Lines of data
•••

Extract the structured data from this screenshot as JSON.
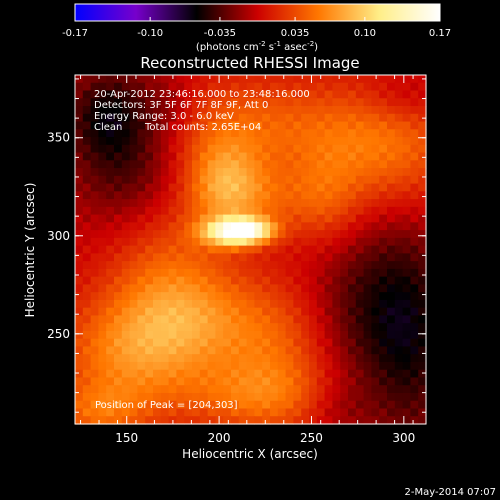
{
  "chart_data": {
    "type": "heatmap",
    "title": "Reconstructed RHESSI Image",
    "colorbar": {
      "range": [
        -0.17,
        0.17
      ],
      "ticks": [
        "-0.17",
        "-0.10",
        "-0.035",
        "0.035",
        "0.10",
        "0.17"
      ],
      "tick_values": [
        -0.17,
        -0.1,
        -0.035,
        0.035,
        0.1,
        0.17
      ],
      "unit_main": "(photons cm",
      "unit_exp1": "-2",
      "unit_mid": " s",
      "unit_exp2": "-1",
      "unit_tail": " asec",
      "unit_exp3": "-2",
      "unit_close": ")",
      "colormap": [
        "#0000ff",
        "#7700cc",
        "#000000",
        "#cc0000",
        "#ff7700",
        "#ffee88",
        "#ffffff"
      ]
    },
    "annotations": {
      "line1": "20-Apr-2012 23:46:16.000 to 23:48:16.000",
      "line2": "Detectors: 3F 5F 6F 7F 8F 9F, Att 0",
      "line3": "Energy Range: 3.0 - 6.0 keV",
      "line4_a": "Clean",
      "line4_b": "Total counts: 2.65E+04",
      "peak": "Position of Peak = [204,303]"
    },
    "xlabel": "Heliocentric X (arcsec)",
    "ylabel": "Heliocentric Y (arcsec)",
    "xlim": [
      122,
      312
    ],
    "ylim": [
      204,
      382
    ],
    "x_ticks": [
      150,
      200,
      250,
      300
    ],
    "y_ticks": [
      250,
      300,
      350
    ],
    "peak_position": [
      204,
      303
    ],
    "blobs": [
      {
        "x": 208,
        "y": 302,
        "sx": 12,
        "sy": 5,
        "amp": 0.13
      },
      {
        "x": 218,
        "y": 303,
        "sx": 9,
        "sy": 4,
        "amp": 0.06
      },
      {
        "x": 203,
        "y": 328,
        "sx": 14,
        "sy": 15,
        "amp": 0.055
      },
      {
        "x": 220,
        "y": 318,
        "sx": 22,
        "sy": 12,
        "amp": 0.035
      },
      {
        "x": 215,
        "y": 355,
        "sx": 40,
        "sy": 18,
        "amp": 0.045
      },
      {
        "x": 172,
        "y": 276,
        "sx": 24,
        "sy": 30,
        "amp": 0.045
      },
      {
        "x": 190,
        "y": 255,
        "sx": 28,
        "sy": 18,
        "amp": 0.04
      },
      {
        "x": 148,
        "y": 238,
        "sx": 26,
        "sy": 20,
        "amp": 0.05
      },
      {
        "x": 232,
        "y": 238,
        "sx": 22,
        "sy": 26,
        "amp": 0.04
      },
      {
        "x": 215,
        "y": 218,
        "sx": 30,
        "sy": 12,
        "amp": 0.035
      },
      {
        "x": 290,
        "y": 345,
        "sx": 28,
        "sy": 22,
        "amp": 0.05
      },
      {
        "x": 258,
        "y": 318,
        "sx": 14,
        "sy": 18,
        "amp": 0.03
      },
      {
        "x": 135,
        "y": 210,
        "sx": 18,
        "sy": 10,
        "amp": 0.04
      },
      {
        "x": 150,
        "y": 345,
        "sx": 22,
        "sy": 28,
        "amp": -0.05
      },
      {
        "x": 138,
        "y": 362,
        "sx": 14,
        "sy": 14,
        "amp": -0.03
      },
      {
        "x": 175,
        "y": 365,
        "sx": 10,
        "sy": 10,
        "amp": -0.015
      },
      {
        "x": 285,
        "y": 262,
        "sx": 25,
        "sy": 32,
        "amp": -0.045
      },
      {
        "x": 305,
        "y": 240,
        "sx": 15,
        "sy": 40,
        "amp": -0.03
      },
      {
        "x": 265,
        "y": 212,
        "sx": 14,
        "sy": 10,
        "amp": -0.015
      },
      {
        "x": 300,
        "y": 370,
        "sx": 16,
        "sy": 10,
        "amp": -0.02
      }
    ]
  },
  "footer": {
    "date": "2-May-2014 07:07"
  }
}
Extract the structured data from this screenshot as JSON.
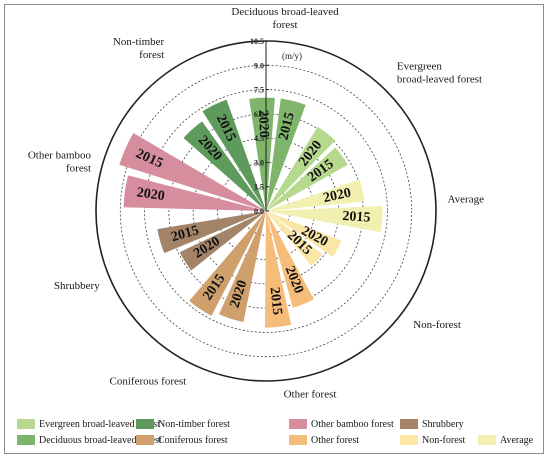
{
  "chart_data": {
    "type": "polar-bar",
    "unit": "(m/y)",
    "rmax": 10.5,
    "ticks": [
      "0.0",
      "1.5",
      "3.0",
      "4.5",
      "6.0",
      "7.5",
      "9.0",
      "10.5"
    ],
    "categories": [
      {
        "name": "Deciduous broad-leaved forest",
        "color": "#7fb56a",
        "bars": [
          {
            "year": "2020",
            "value": 7.0
          },
          {
            "year": "2015",
            "value": 7.0
          }
        ]
      },
      {
        "name": "Evergreen broad-leaved forest",
        "color": "#b6d98e",
        "bars": [
          {
            "year": "2020",
            "value": 6.1
          },
          {
            "year": "2015",
            "value": 5.8
          }
        ]
      },
      {
        "name": "Average",
        "color": "#f1f0b0",
        "bars": [
          {
            "year": "2020",
            "value": 6.1
          },
          {
            "year": "2015",
            "value": 7.2
          }
        ]
      },
      {
        "name": "Non-forest",
        "color": "#fbe6a8",
        "bars": [
          {
            "year": "2020",
            "value": 5.0
          },
          {
            "year": "2015",
            "value": 4.4
          }
        ]
      },
      {
        "name": "Other forest",
        "color": "#f6bd7a",
        "bars": [
          {
            "year": "2020",
            "value": 6.2
          },
          {
            "year": "2015",
            "value": 7.2
          }
        ]
      },
      {
        "name": "Coniferous forest",
        "color": "#d0a06c",
        "bars": [
          {
            "year": "2020",
            "value": 7.0
          },
          {
            "year": "2015",
            "value": 7.3
          }
        ]
      },
      {
        "name": "Shrubbery",
        "color": "#a38469",
        "bars": [
          {
            "year": "2020",
            "value": 5.9
          },
          {
            "year": "2015",
            "value": 6.8
          }
        ]
      },
      {
        "name": "Other bamboo forest",
        "color": "#d68e9e",
        "bars": [
          {
            "year": "2020",
            "value": 8.8
          },
          {
            "year": "2015",
            "value": 9.5
          }
        ]
      },
      {
        "name": "Non-timber forest",
        "color": "#5e9a5c",
        "bars": [
          {
            "year": "2020",
            "value": 6.8
          },
          {
            "year": "2015",
            "value": 7.3
          }
        ]
      }
    ],
    "legend": [
      {
        "label": "Evergreen broad-leaved forest",
        "color": "#b6d98e"
      },
      {
        "label": "Non-timber forest",
        "color": "#5e9a5c"
      },
      {
        "label": "Other bamboo forest",
        "color": "#d68e9e"
      },
      {
        "label": "Shrubbery",
        "color": "#a38469"
      },
      {
        "label": "Deciduous broad-leaved forest",
        "color": "#7fb56a"
      },
      {
        "label": "Coniferous forest",
        "color": "#d0a06c"
      },
      {
        "label": "Other forest",
        "color": "#f6bd7a"
      },
      {
        "label": "Non-forest",
        "color": "#fbe6a8"
      },
      {
        "label": "Average",
        "color": "#f1f0b0"
      }
    ]
  }
}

•••

GIVEN TASK:
Send back the data above word for word, with the pictures left out.

SOLUTION:
Extract the structured data from this screenshot as JSON.
{
  "chart_data": {
    "type": "heatmap",
    "title": "Reconstructed RHESSI Image",
    "colorbar": {
      "range": [
        -0.17,
        0.17
      ],
      "ticks": [
        "-0.17",
        "-0.10",
        "-0.035",
        "0.035",
        "0.10",
        "0.17"
      ],
      "tick_values": [
        -0.17,
        -0.1,
        -0.035,
        0.035,
        0.1,
        0.17
      ],
      "unit_main": "(photons cm",
      "unit_exp1": "-2",
      "unit_mid": " s",
      "unit_exp2": "-1",
      "unit_tail": " asec",
      "unit_exp3": "-2",
      "unit_close": ")",
      "colormap": [
        "#0000ff",
        "#7700cc",
        "#000000",
        "#cc0000",
        "#ff7700",
        "#ffee88",
        "#ffffff"
      ]
    },
    "annotations": {
      "line1": "20-Apr-2012 23:46:16.000 to 23:48:16.000",
      "line2": "Detectors: 3F 5F 6F 7F 8F 9F, Att 0",
      "line3": "Energy Range: 3.0 - 6.0 keV",
      "line4_a": "Clean",
      "line4_b": "Total counts: 2.65E+04",
      "peak": "Position of Peak = [204,303]"
    },
    "xlabel": "Heliocentric X (arcsec)",
    "ylabel": "Heliocentric Y (arcsec)",
    "xlim": [
      122,
      312
    ],
    "ylim": [
      204,
      382
    ],
    "x_ticks": [
      150,
      200,
      250,
      300
    ],
    "y_ticks": [
      250,
      300,
      350
    ],
    "peak_position": [
      204,
      303
    ],
    "blobs": [
      {
        "x": 208,
        "y": 302,
        "sx": 12,
        "sy": 5,
        "amp": 0.13
      },
      {
        "x": 218,
        "y": 303,
        "sx": 9,
        "sy": 4,
        "amp": 0.06
      },
      {
        "x": 203,
        "y": 328,
        "sx": 14,
        "sy": 15,
        "amp": 0.055
      },
      {
        "x": 220,
        "y": 318,
        "sx": 22,
        "sy": 12,
        "amp": 0.035
      },
      {
        "x": 215,
        "y": 355,
        "sx": 40,
        "sy": 18,
        "amp": 0.045
      },
      {
        "x": 172,
        "y": 276,
        "sx": 24,
        "sy": 30,
        "amp": 0.045
      },
      {
        "x": 190,
        "y": 255,
        "sx": 28,
        "sy": 18,
        "amp": 0.04
      },
      {
        "x": 148,
        "y": 238,
        "sx": 26,
        "sy": 20,
        "amp": 0.05
      },
      {
        "x": 232,
        "y": 238,
        "sx": 22,
        "sy": 26,
        "amp": 0.04
      },
      {
        "x": 215,
        "y": 218,
        "sx": 30,
        "sy": 12,
        "amp": 0.035
      },
      {
        "x": 290,
        "y": 345,
        "sx": 28,
        "sy": 22,
        "amp": 0.05
      },
      {
        "x": 258,
        "y": 318,
        "sx": 14,
        "sy": 18,
        "amp": 0.03
      },
      {
        "x": 135,
        "y": 210,
        "sx": 18,
        "sy": 10,
        "amp": 0.04
      },
      {
        "x": 150,
        "y": 345,
        "sx": 22,
        "sy": 28,
        "amp": -0.05
      },
      {
        "x": 138,
        "y": 362,
        "sx": 14,
        "sy": 14,
        "amp": -0.03
      },
      {
        "x": 175,
        "y": 365,
        "sx": 10,
        "sy": 10,
        "amp": -0.015
      },
      {
        "x": 285,
        "y": 262,
        "sx": 25,
        "sy": 32,
        "amp": -0.045
      },
      {
        "x": 305,
        "y": 240,
        "sx": 15,
        "sy": 40,
        "amp": -0.03
      },
      {
        "x": 265,
        "y": 212,
        "sx": 14,
        "sy": 10,
        "amp": -0.015
      },
      {
        "x": 300,
        "y": 370,
        "sx": 16,
        "sy": 10,
        "amp": -0.02
      }
    ]
  },
  "footer": {
    "date": "2-May-2014 07:07"
  }
}
Extract the structured data from this screenshot as JSON.
{
  "chart_data": {
    "type": "polar-bar",
    "unit": "(m/y)",
    "rmax": 10.5,
    "ticks": [
      "0.0",
      "1.5",
      "3.0",
      "4.5",
      "6.0",
      "7.5",
      "9.0",
      "10.5"
    ],
    "categories": [
      {
        "name": "Deciduous broad-leaved forest",
        "color": "#7fb56a",
        "bars": [
          {
            "year": "2020",
            "value": 7.0
          },
          {
            "year": "2015",
            "value": 7.0
          }
        ]
      },
      {
        "name": "Evergreen broad-leaved forest",
        "color": "#b6d98e",
        "bars": [
          {
            "year": "2020",
            "value": 6.1
          },
          {
            "year": "2015",
            "value": 5.8
          }
        ]
      },
      {
        "name": "Average",
        "color": "#f1f0b0",
        "bars": [
          {
            "year": "2020",
            "value": 6.1
          },
          {
            "year": "2015",
            "value": 7.2
          }
        ]
      },
      {
        "name": "Non-forest",
        "color": "#fbe6a8",
        "bars": [
          {
            "year": "2020",
            "value": 5.0
          },
          {
            "year": "2015",
            "value": 4.4
          }
        ]
      },
      {
        "name": "Other forest",
        "color": "#f6bd7a",
        "bars": [
          {
            "year": "2020",
            "value": 6.2
          },
          {
            "year": "2015",
            "value": 7.2
          }
        ]
      },
      {
        "name": "Coniferous forest",
        "color": "#d0a06c",
        "bars": [
          {
            "year": "2020",
            "value": 7.0
          },
          {
            "year": "2015",
            "value": 7.3
          }
        ]
      },
      {
        "name": "Shrubbery",
        "color": "#a38469",
        "bars": [
          {
            "year": "2020",
            "value": 5.9
          },
          {
            "year": "2015",
            "value": 6.8
          }
        ]
      },
      {
        "name": "Other bamboo forest",
        "color": "#d68e9e",
        "bars": [
          {
            "year": "2020",
            "value": 8.8
          },
          {
            "year": "2015",
            "value": 9.5
          }
        ]
      },
      {
        "name": "Non-timber forest",
        "color": "#5e9a5c",
        "bars": [
          {
            "year": "2020",
            "value": 6.8
          },
          {
            "year": "2015",
            "value": 7.3
          }
        ]
      }
    ],
    "legend": [
      {
        "label": "Evergreen broad-leaved forest",
        "color": "#b6d98e"
      },
      {
        "label": "Non-timber forest",
        "color": "#5e9a5c"
      },
      {
        "label": "Other bamboo forest",
        "color": "#d68e9e"
      },
      {
        "label": "Shrubbery",
        "color": "#a38469"
      },
      {
        "label": "Deciduous broad-leaved forest",
        "color": "#7fb56a"
      },
      {
        "label": "Coniferous forest",
        "color": "#d0a06c"
      },
      {
        "label": "Other forest",
        "color": "#f6bd7a"
      },
      {
        "label": "Non-forest",
        "color": "#fbe6a8"
      },
      {
        "label": "Average",
        "color": "#f1f0b0"
      }
    ]
  }
}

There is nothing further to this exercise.